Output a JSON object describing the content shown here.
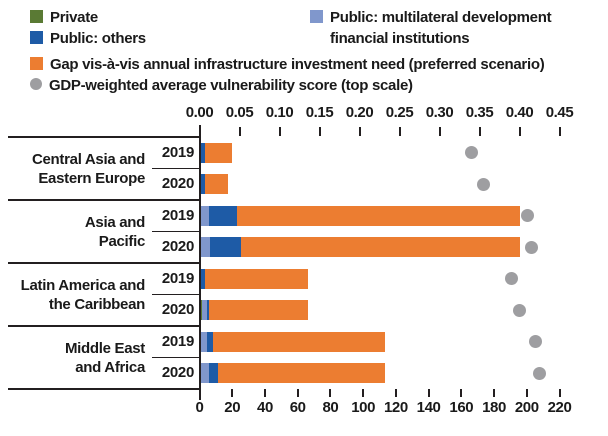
{
  "legend": {
    "private": "Private",
    "public_others": "Public: others",
    "mdfi": "Public: multilateral development financial institutions",
    "gap": "Gap vis-à-vis annual infrastructure investment need (preferred scenario)",
    "score": "GDP-weighted average vulnerability score (top scale)"
  },
  "colors": {
    "private": "#5a7a34",
    "public_others": "#1e5ba6",
    "mdfi": "#8097cc",
    "gap": "#ec7d31",
    "score": "#9e9ea1",
    "line": "#231f20",
    "text": "#1a1a1a"
  },
  "chart_data": {
    "type": "bar",
    "orientation": "horizontal",
    "stack_order": [
      "private",
      "mdfi",
      "public_others",
      "gap"
    ],
    "bottom_axis": {
      "min": 0,
      "max": 220,
      "step": 20,
      "ticks": [
        0,
        20,
        40,
        60,
        80,
        100,
        120,
        140,
        160,
        180,
        200,
        220
      ]
    },
    "top_axis": {
      "min": 0,
      "max": 0.45,
      "step": 0.05,
      "ticks": [
        "0.00",
        "0.05",
        "0.10",
        "0.15",
        "0.20",
        "0.25",
        "0.30",
        "0.35",
        "0.40",
        "0.45"
      ]
    },
    "legend_position": "top-left",
    "grid": false,
    "groups": [
      {
        "region_lines": [
          "Central Asia and",
          "Eastern Europe"
        ],
        "rows": [
          {
            "year": "2019",
            "private": 0,
            "mdfi": 0,
            "public_others": 2.5,
            "gap": 16.5,
            "total": 19,
            "score": 0.34
          },
          {
            "year": "2020",
            "private": 0,
            "mdfi": 0,
            "public_others": 2.5,
            "gap": 14.5,
            "total": 17,
            "score": 0.355
          }
        ]
      },
      {
        "region_lines": [
          "Asia and",
          "Pacific"
        ],
        "rows": [
          {
            "year": "2019",
            "private": 0,
            "mdfi": 5,
            "public_others": 17.5,
            "gap": 172.5,
            "total": 195,
            "score": 0.41
          },
          {
            "year": "2020",
            "private": 0,
            "mdfi": 6,
            "public_others": 18.5,
            "gap": 170.5,
            "total": 195,
            "score": 0.415
          }
        ]
      },
      {
        "region_lines": [
          "Latin America and",
          "the Caribbean"
        ],
        "rows": [
          {
            "year": "2019",
            "private": 0,
            "mdfi": 0,
            "public_others": 2.5,
            "gap": 63.5,
            "total": 66,
            "score": 0.39
          },
          {
            "year": "2020",
            "private": 1,
            "mdfi": 3,
            "public_others": 1.5,
            "gap": 60.5,
            "total": 66,
            "score": 0.4
          }
        ]
      },
      {
        "region_lines": [
          "Middle East",
          "and Africa"
        ],
        "rows": [
          {
            "year": "2019",
            "private": 0,
            "mdfi": 4,
            "public_others": 3.5,
            "gap": 105.5,
            "total": 113,
            "score": 0.42
          },
          {
            "year": "2020",
            "private": 0,
            "mdfi": 5,
            "public_others": 5.5,
            "gap": 102.5,
            "total": 113,
            "score": 0.425
          }
        ]
      }
    ]
  }
}
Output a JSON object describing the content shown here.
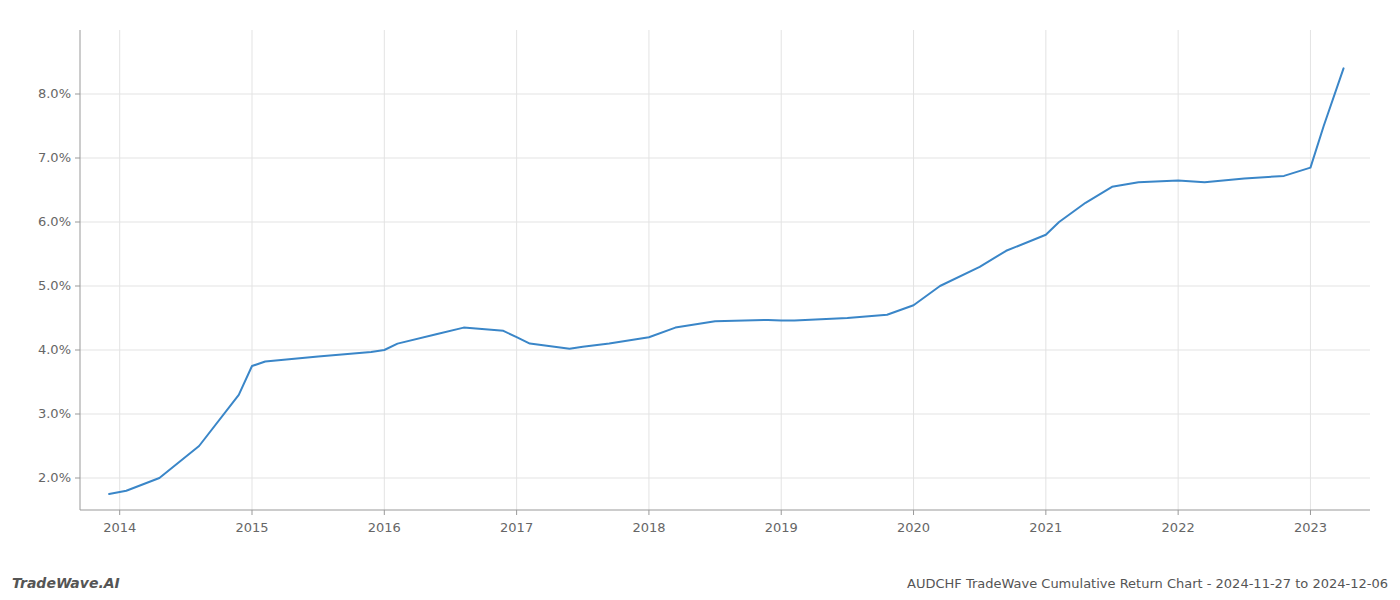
{
  "chart_data": {
    "type": "line",
    "title": "AUDCHF TradeWave Cumulative Return Chart - 2024-11-27 to 2024-12-06",
    "annotations": [
      "TradeWave.AI"
    ],
    "x": [
      2013.92,
      2014.05,
      2014.3,
      2014.6,
      2014.9,
      2015.0,
      2015.1,
      2015.5,
      2015.9,
      2016.0,
      2016.1,
      2016.4,
      2016.6,
      2016.9,
      2017.0,
      2017.1,
      2017.4,
      2017.5,
      2017.7,
      2018.0,
      2018.2,
      2018.5,
      2018.9,
      2019.0,
      2019.1,
      2019.3,
      2019.5,
      2019.8,
      2020.0,
      2020.2,
      2020.5,
      2020.7,
      2021.0,
      2021.1,
      2021.3,
      2021.5,
      2021.7,
      2022.0,
      2022.2,
      2022.5,
      2022.8,
      2023.0,
      2023.1,
      2023.25
    ],
    "values": [
      1.75,
      1.8,
      2.0,
      2.5,
      3.3,
      3.75,
      3.82,
      3.9,
      3.97,
      4.0,
      4.1,
      4.25,
      4.35,
      4.3,
      4.2,
      4.1,
      4.02,
      4.05,
      4.1,
      4.2,
      4.35,
      4.45,
      4.47,
      4.46,
      4.46,
      4.48,
      4.5,
      4.55,
      4.7,
      5.0,
      5.3,
      5.55,
      5.8,
      6.0,
      6.3,
      6.55,
      6.62,
      6.65,
      6.62,
      6.68,
      6.72,
      6.85,
      7.5,
      8.4
    ],
    "color": "#3a86c8",
    "xlim": [
      2013.7,
      2023.45
    ],
    "ylim": [
      1.5,
      9.0
    ],
    "xticks": [
      2014,
      2015,
      2016,
      2017,
      2018,
      2019,
      2020,
      2021,
      2022,
      2023
    ],
    "yticks": [
      {
        "value": 2.0,
        "label": "2.0%"
      },
      {
        "value": 3.0,
        "label": "3.0%"
      },
      {
        "value": 4.0,
        "label": "4.0%"
      },
      {
        "value": 5.0,
        "label": "5.0%"
      },
      {
        "value": 6.0,
        "label": "6.0%"
      },
      {
        "value": 7.0,
        "label": "7.0%"
      },
      {
        "value": 8.0,
        "label": "8.0%"
      }
    ],
    "grid": true
  }
}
--------------------------------------------------
## What you are asked to do
Reproduce the records verbatim, omitting all images they contain.

## Task solution
Output a JSON object describing the content shown here.
{
  "legend": {
    "private": "Private",
    "public_others": "Public: others",
    "mdfi": "Public: multilateral development financial institutions",
    "gap": "Gap vis-à-vis annual infrastructure investment need (preferred scenario)",
    "score": "GDP-weighted average vulnerability score (top scale)"
  },
  "colors": {
    "private": "#5a7a34",
    "public_others": "#1e5ba6",
    "mdfi": "#8097cc",
    "gap": "#ec7d31",
    "score": "#9e9ea1",
    "line": "#231f20",
    "text": "#1a1a1a"
  },
  "chart_data": {
    "type": "bar",
    "orientation": "horizontal",
    "stack_order": [
      "private",
      "mdfi",
      "public_others",
      "gap"
    ],
    "bottom_axis": {
      "min": 0,
      "max": 220,
      "step": 20,
      "ticks": [
        0,
        20,
        40,
        60,
        80,
        100,
        120,
        140,
        160,
        180,
        200,
        220
      ]
    },
    "top_axis": {
      "min": 0,
      "max": 0.45,
      "step": 0.05,
      "ticks": [
        "0.00",
        "0.05",
        "0.10",
        "0.15",
        "0.20",
        "0.25",
        "0.30",
        "0.35",
        "0.40",
        "0.45"
      ]
    },
    "legend_position": "top-left",
    "grid": false,
    "groups": [
      {
        "region_lines": [
          "Central Asia and",
          "Eastern Europe"
        ],
        "rows": [
          {
            "year": "2019",
            "private": 0,
            "mdfi": 0,
            "public_others": 2.5,
            "gap": 16.5,
            "total": 19,
            "score": 0.34
          },
          {
            "year": "2020",
            "private": 0,
            "mdfi": 0,
            "public_others": 2.5,
            "gap": 14.5,
            "total": 17,
            "score": 0.355
          }
        ]
      },
      {
        "region_lines": [
          "Asia and",
          "Pacific"
        ],
        "rows": [
          {
            "year": "2019",
            "private": 0,
            "mdfi": 5,
            "public_others": 17.5,
            "gap": 172.5,
            "total": 195,
            "score": 0.41
          },
          {
            "year": "2020",
            "private": 0,
            "mdfi": 6,
            "public_others": 18.5,
            "gap": 170.5,
            "total": 195,
            "score": 0.415
          }
        ]
      },
      {
        "region_lines": [
          "Latin America and",
          "the Caribbean"
        ],
        "rows": [
          {
            "year": "2019",
            "private": 0,
            "mdfi": 0,
            "public_others": 2.5,
            "gap": 63.5,
            "total": 66,
            "score": 0.39
          },
          {
            "year": "2020",
            "private": 1,
            "mdfi": 3,
            "public_others": 1.5,
            "gap": 60.5,
            "total": 66,
            "score": 0.4
          }
        ]
      },
      {
        "region_lines": [
          "Middle East",
          "and Africa"
        ],
        "rows": [
          {
            "year": "2019",
            "private": 0,
            "mdfi": 4,
            "public_others": 3.5,
            "gap": 105.5,
            "total": 113,
            "score": 0.42
          },
          {
            "year": "2020",
            "private": 0,
            "mdfi": 5,
            "public_others": 5.5,
            "gap": 102.5,
            "total": 113,
            "score": 0.425
          }
        ]
      }
    ]
  }
}
Output a JSON object describing the content shown here.
{
  "chart_data": {
    "type": "line",
    "title": "AUDCHF TradeWave Cumulative Return Chart - 2024-11-27 to 2024-12-06",
    "annotations": [
      "TradeWave.AI"
    ],
    "x": [
      2013.92,
      2014.05,
      2014.3,
      2014.6,
      2014.9,
      2015.0,
      2015.1,
      2015.5,
      2015.9,
      2016.0,
      2016.1,
      2016.4,
      2016.6,
      2016.9,
      2017.0,
      2017.1,
      2017.4,
      2017.5,
      2017.7,
      2018.0,
      2018.2,
      2018.5,
      2018.9,
      2019.0,
      2019.1,
      2019.3,
      2019.5,
      2019.8,
      2020.0,
      2020.2,
      2020.5,
      2020.7,
      2021.0,
      2021.1,
      2021.3,
      2021.5,
      2021.7,
      2022.0,
      2022.2,
      2022.5,
      2022.8,
      2023.0,
      2023.1,
      2023.25
    ],
    "values": [
      1.75,
      1.8,
      2.0,
      2.5,
      3.3,
      3.75,
      3.82,
      3.9,
      3.97,
      4.0,
      4.1,
      4.25,
      4.35,
      4.3,
      4.2,
      4.1,
      4.02,
      4.05,
      4.1,
      4.2,
      4.35,
      4.45,
      4.47,
      4.46,
      4.46,
      4.48,
      4.5,
      4.55,
      4.7,
      5.0,
      5.3,
      5.55,
      5.8,
      6.0,
      6.3,
      6.55,
      6.62,
      6.65,
      6.62,
      6.68,
      6.72,
      6.85,
      7.5,
      8.4
    ],
    "color": "#3a86c8",
    "xlim": [
      2013.7,
      2023.45
    ],
    "ylim": [
      1.5,
      9.0
    ],
    "xticks": [
      2014,
      2015,
      2016,
      2017,
      2018,
      2019,
      2020,
      2021,
      2022,
      2023
    ],
    "yticks": [
      {
        "value": 2.0,
        "label": "2.0%"
      },
      {
        "value": 3.0,
        "label": "3.0%"
      },
      {
        "value": 4.0,
        "label": "4.0%"
      },
      {
        "value": 5.0,
        "label": "5.0%"
      },
      {
        "value": 6.0,
        "label": "6.0%"
      },
      {
        "value": 7.0,
        "label": "7.0%"
      },
      {
        "value": 8.0,
        "label": "8.0%"
      }
    ],
    "grid": true
  }
}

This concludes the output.